**STATED EXERCISE:** Pictures are not part of the copy; repeat everything else in the records exactly.

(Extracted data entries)

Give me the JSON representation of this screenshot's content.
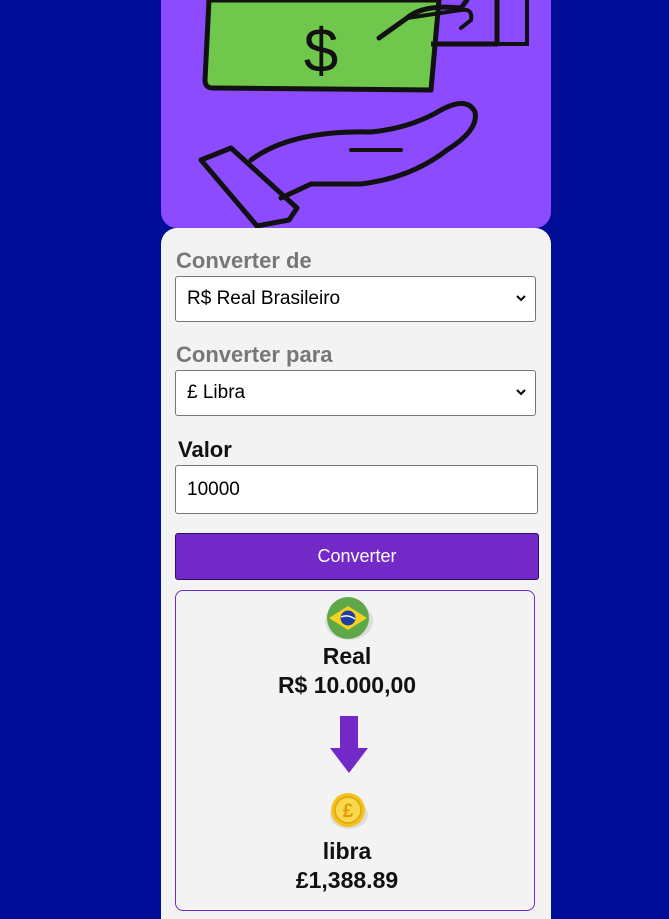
{
  "form": {
    "from_label": "Converter de",
    "from_selected": "R$ Real Brasileiro",
    "to_label": "Converter para",
    "to_selected": "£ Libra",
    "value_label": "Valor",
    "value_input": "10000",
    "convert_button": "Converter"
  },
  "result": {
    "from_currency_name": "Real",
    "from_amount": "R$ 10.000,00",
    "to_currency_name": "libra",
    "to_amount": "£1,388.89",
    "from_icon": "brazil-flag-icon",
    "to_icon": "pound-coin-icon",
    "arrow_icon": "arrow-down-icon"
  },
  "colors": {
    "page_background": "#000d96",
    "hero_background": "#8c4bff",
    "card_background": "#f3f3f3",
    "button": "#7328c8",
    "money_green": "#6cc24a"
  }
}
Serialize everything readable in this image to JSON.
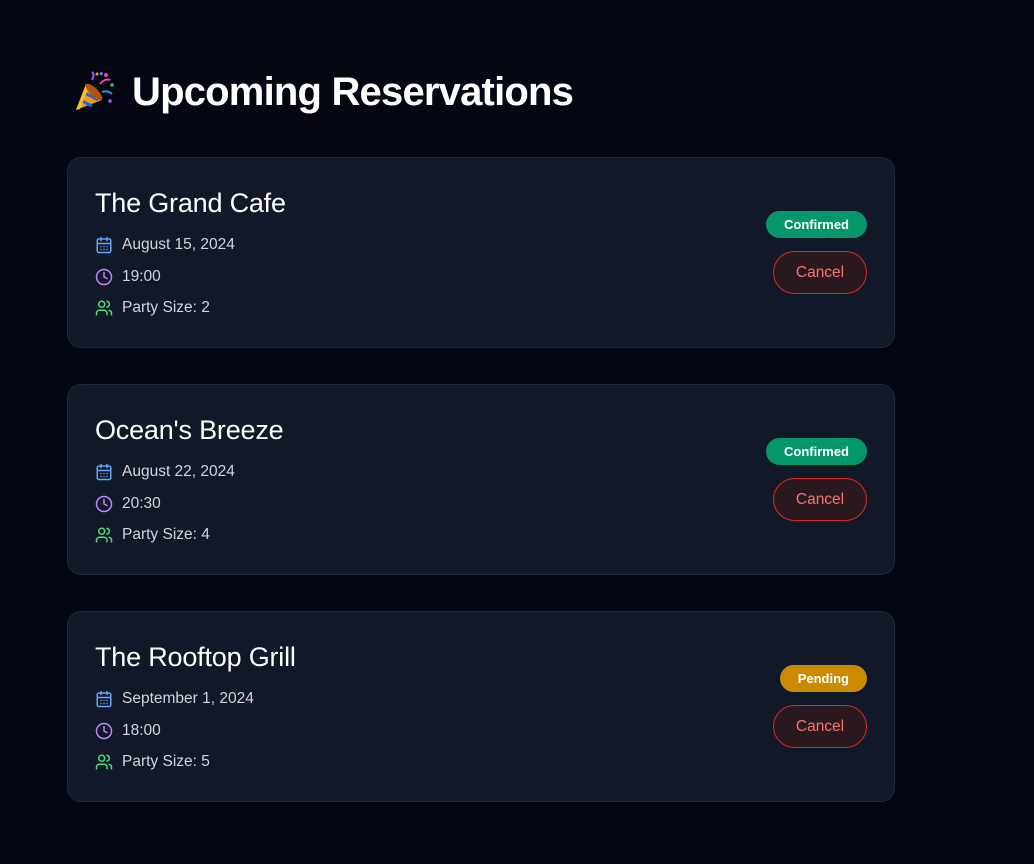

**RESULT FOR THIS EXERCISE:**
Give me the JSON representation of this screenshot's content.
{
  "form": {
    "from_label": "Converter de",
    "from_selected": "R$ Real Brasileiro",
    "to_label": "Converter para",
    "to_selected": "£ Libra",
    "value_label": "Valor",
    "value_input": "10000",
    "convert_button": "Converter"
  },
  "result": {
    "from_currency_name": "Real",
    "from_amount": "R$ 10.000,00",
    "to_currency_name": "libra",
    "to_amount": "£1,388.89",
    "from_icon": "brazil-flag-icon",
    "to_icon": "pound-coin-icon",
    "arrow_icon": "arrow-down-icon"
  },
  "colors": {
    "page_background": "#000d96",
    "hero_background": "#8c4bff",
    "card_background": "#f3f3f3",
    "button": "#7328c8",
    "money_green": "#6cc24a"
  }
}
Serialize everything readable in this image to JSON.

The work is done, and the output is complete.